● **Written instruction**
Locate the string "this" throughout the material and copy every line in which it occurs.
** start of Extracted information **
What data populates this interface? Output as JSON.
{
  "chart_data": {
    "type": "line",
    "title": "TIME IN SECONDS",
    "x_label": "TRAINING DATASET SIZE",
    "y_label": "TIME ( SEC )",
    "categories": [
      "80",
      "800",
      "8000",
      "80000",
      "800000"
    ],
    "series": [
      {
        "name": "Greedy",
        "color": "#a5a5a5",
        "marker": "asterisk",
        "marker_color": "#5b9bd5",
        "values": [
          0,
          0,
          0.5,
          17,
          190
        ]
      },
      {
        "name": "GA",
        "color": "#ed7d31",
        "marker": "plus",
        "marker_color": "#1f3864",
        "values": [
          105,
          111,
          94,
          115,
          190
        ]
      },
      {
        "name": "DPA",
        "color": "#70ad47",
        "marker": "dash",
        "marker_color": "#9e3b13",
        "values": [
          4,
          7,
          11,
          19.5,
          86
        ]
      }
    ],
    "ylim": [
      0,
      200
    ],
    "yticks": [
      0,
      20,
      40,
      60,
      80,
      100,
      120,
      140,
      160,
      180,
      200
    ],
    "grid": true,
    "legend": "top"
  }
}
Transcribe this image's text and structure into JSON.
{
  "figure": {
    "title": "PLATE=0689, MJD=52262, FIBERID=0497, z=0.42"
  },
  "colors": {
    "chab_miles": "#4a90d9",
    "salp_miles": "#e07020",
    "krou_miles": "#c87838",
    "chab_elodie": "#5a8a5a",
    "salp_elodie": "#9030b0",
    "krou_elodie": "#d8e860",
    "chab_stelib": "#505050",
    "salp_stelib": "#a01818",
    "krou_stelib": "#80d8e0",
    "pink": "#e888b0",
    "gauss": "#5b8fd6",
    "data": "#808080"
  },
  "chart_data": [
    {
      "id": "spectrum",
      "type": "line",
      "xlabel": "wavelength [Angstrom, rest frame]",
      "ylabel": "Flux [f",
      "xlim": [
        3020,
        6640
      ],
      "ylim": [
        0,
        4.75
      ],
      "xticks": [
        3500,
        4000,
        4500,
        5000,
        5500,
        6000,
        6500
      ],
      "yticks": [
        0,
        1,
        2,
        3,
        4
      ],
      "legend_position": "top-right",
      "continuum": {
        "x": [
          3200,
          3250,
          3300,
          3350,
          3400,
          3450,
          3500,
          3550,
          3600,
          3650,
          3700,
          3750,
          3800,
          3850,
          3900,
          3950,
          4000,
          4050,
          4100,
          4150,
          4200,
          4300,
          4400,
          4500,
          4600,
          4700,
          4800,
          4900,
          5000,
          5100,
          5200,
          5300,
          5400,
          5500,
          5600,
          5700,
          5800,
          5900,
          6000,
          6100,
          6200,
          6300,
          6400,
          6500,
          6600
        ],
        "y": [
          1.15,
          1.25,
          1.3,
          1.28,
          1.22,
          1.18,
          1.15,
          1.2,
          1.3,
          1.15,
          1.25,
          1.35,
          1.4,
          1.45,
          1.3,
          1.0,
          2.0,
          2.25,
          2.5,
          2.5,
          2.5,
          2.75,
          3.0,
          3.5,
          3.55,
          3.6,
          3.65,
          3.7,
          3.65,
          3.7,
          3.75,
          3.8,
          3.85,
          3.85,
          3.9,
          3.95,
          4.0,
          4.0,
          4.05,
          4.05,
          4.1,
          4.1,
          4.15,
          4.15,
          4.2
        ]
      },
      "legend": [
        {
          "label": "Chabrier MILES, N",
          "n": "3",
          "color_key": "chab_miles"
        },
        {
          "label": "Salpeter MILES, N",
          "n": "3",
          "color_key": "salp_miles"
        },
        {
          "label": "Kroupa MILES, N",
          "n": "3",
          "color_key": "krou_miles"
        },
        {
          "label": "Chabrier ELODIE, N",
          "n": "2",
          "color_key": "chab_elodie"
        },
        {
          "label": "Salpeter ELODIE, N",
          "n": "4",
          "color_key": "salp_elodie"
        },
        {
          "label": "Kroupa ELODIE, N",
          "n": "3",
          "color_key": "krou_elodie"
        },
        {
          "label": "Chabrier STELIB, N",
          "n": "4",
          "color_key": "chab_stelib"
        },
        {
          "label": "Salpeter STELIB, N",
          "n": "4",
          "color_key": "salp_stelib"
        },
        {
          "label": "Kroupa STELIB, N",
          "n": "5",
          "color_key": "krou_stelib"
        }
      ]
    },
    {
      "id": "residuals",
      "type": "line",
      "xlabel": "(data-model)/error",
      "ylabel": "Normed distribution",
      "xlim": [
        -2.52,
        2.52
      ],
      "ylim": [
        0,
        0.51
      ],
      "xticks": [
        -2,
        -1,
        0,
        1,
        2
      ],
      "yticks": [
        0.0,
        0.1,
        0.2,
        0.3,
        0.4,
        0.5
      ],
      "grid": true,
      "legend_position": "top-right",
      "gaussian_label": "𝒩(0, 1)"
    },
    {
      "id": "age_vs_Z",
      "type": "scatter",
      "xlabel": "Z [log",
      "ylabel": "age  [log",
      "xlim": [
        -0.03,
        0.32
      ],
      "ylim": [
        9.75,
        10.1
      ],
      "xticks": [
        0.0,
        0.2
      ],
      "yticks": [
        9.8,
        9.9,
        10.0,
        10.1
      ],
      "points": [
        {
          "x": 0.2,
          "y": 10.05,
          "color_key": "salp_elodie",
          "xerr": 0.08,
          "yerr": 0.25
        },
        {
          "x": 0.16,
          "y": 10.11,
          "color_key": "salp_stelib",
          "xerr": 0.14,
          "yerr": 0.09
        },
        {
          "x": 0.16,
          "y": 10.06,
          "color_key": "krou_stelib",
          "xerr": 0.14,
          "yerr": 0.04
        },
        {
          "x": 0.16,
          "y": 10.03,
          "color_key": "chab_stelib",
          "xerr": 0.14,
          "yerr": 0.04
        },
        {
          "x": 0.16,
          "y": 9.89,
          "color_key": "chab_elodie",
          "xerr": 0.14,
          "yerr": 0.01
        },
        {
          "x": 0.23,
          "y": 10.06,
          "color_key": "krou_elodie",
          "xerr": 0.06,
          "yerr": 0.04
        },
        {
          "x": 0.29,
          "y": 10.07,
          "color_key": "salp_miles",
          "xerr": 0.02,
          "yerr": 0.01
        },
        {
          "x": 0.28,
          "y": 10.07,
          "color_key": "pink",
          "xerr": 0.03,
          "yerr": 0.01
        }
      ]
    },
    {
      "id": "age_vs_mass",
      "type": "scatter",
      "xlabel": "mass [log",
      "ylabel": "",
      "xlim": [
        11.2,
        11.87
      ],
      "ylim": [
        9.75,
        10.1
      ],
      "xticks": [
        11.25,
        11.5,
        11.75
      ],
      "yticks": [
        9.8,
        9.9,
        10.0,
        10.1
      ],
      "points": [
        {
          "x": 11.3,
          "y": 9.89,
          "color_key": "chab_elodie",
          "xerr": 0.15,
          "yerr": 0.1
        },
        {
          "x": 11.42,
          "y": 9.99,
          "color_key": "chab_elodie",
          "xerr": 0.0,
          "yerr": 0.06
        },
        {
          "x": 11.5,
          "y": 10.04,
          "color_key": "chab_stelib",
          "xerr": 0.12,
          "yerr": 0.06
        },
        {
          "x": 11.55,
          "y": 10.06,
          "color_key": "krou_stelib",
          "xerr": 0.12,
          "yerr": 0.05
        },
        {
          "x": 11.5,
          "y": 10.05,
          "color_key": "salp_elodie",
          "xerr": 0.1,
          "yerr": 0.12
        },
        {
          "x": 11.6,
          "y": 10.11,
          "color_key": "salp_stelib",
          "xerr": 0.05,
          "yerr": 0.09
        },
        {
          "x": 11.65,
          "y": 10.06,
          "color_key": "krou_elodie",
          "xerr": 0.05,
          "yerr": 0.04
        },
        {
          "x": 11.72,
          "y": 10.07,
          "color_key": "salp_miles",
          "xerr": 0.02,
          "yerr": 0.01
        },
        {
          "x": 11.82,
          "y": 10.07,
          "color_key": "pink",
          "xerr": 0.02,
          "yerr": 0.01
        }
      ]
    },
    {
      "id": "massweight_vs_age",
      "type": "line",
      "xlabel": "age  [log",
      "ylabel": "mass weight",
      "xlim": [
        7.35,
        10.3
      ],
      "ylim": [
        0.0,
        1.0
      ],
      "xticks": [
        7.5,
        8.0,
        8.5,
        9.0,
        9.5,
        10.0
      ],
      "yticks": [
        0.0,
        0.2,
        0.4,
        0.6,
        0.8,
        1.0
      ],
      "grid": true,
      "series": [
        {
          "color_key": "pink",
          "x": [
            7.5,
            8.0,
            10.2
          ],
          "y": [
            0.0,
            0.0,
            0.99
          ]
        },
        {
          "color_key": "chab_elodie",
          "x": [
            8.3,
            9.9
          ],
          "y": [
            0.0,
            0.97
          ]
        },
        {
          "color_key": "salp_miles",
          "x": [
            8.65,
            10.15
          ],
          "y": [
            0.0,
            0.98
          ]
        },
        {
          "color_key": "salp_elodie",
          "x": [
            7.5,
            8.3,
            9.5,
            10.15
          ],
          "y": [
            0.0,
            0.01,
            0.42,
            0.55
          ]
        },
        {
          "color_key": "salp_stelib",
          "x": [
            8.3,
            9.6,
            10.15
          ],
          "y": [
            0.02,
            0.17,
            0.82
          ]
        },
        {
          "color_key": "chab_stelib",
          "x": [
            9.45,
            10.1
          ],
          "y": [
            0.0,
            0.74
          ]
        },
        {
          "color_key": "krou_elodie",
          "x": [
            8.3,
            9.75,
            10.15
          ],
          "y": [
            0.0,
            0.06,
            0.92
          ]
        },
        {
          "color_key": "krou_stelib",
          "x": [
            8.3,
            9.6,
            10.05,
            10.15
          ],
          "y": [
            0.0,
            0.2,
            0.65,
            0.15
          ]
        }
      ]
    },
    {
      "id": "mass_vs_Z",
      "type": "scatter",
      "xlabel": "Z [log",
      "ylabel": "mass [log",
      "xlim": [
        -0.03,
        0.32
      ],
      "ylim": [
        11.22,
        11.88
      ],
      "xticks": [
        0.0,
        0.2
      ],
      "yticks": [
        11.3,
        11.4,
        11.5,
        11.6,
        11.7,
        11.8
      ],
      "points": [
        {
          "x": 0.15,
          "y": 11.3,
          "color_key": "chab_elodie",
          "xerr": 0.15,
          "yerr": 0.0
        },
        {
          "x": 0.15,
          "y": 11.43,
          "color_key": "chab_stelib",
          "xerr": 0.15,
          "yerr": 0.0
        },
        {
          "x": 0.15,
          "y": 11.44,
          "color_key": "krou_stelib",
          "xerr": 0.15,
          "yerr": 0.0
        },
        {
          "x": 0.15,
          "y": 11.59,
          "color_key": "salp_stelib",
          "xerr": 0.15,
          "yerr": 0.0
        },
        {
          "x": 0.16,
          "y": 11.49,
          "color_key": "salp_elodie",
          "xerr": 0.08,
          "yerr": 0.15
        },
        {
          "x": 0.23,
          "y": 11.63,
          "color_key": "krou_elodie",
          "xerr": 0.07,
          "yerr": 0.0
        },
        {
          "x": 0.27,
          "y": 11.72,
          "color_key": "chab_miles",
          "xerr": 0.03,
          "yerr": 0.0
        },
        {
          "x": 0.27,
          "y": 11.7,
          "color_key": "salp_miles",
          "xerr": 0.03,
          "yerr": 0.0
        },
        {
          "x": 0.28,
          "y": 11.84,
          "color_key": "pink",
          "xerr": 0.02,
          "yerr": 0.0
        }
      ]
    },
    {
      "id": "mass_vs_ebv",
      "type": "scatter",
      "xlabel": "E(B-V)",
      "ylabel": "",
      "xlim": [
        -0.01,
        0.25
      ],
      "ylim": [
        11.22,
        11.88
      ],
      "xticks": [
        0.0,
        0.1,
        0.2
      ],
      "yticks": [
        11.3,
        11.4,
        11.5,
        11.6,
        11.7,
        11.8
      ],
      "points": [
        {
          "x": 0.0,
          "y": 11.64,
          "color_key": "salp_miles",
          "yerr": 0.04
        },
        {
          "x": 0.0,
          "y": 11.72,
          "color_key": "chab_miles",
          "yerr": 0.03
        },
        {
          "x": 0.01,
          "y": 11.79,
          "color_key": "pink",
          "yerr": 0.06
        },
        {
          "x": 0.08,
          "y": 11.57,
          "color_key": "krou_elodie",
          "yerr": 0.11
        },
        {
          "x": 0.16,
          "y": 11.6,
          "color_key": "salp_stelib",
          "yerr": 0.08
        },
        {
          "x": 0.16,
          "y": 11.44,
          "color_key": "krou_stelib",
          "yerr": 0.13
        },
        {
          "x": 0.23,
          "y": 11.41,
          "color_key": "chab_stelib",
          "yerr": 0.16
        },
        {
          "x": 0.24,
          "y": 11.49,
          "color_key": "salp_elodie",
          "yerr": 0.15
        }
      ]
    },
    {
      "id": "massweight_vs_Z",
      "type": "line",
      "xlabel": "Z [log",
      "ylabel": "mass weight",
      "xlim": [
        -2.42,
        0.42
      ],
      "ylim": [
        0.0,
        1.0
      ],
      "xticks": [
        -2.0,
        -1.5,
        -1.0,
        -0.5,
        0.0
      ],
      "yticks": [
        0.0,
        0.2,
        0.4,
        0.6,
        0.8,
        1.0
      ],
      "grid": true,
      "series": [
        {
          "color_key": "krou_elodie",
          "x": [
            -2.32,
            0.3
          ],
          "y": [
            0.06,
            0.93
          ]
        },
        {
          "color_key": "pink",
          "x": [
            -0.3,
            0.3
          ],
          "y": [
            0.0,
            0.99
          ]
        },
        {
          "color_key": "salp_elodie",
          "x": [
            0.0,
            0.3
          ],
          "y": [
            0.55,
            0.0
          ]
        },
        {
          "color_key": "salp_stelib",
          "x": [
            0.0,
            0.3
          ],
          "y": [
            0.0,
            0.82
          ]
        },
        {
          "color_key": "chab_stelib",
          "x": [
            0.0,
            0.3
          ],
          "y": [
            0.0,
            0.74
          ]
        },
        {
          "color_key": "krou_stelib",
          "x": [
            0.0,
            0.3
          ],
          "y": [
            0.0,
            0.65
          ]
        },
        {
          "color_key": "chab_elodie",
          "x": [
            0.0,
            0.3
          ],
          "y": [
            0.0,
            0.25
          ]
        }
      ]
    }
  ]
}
** end of Extracted information **
● **Response below**
What data populates this interface? Output as JSON.
Transcribe this image's text and structure into JSON.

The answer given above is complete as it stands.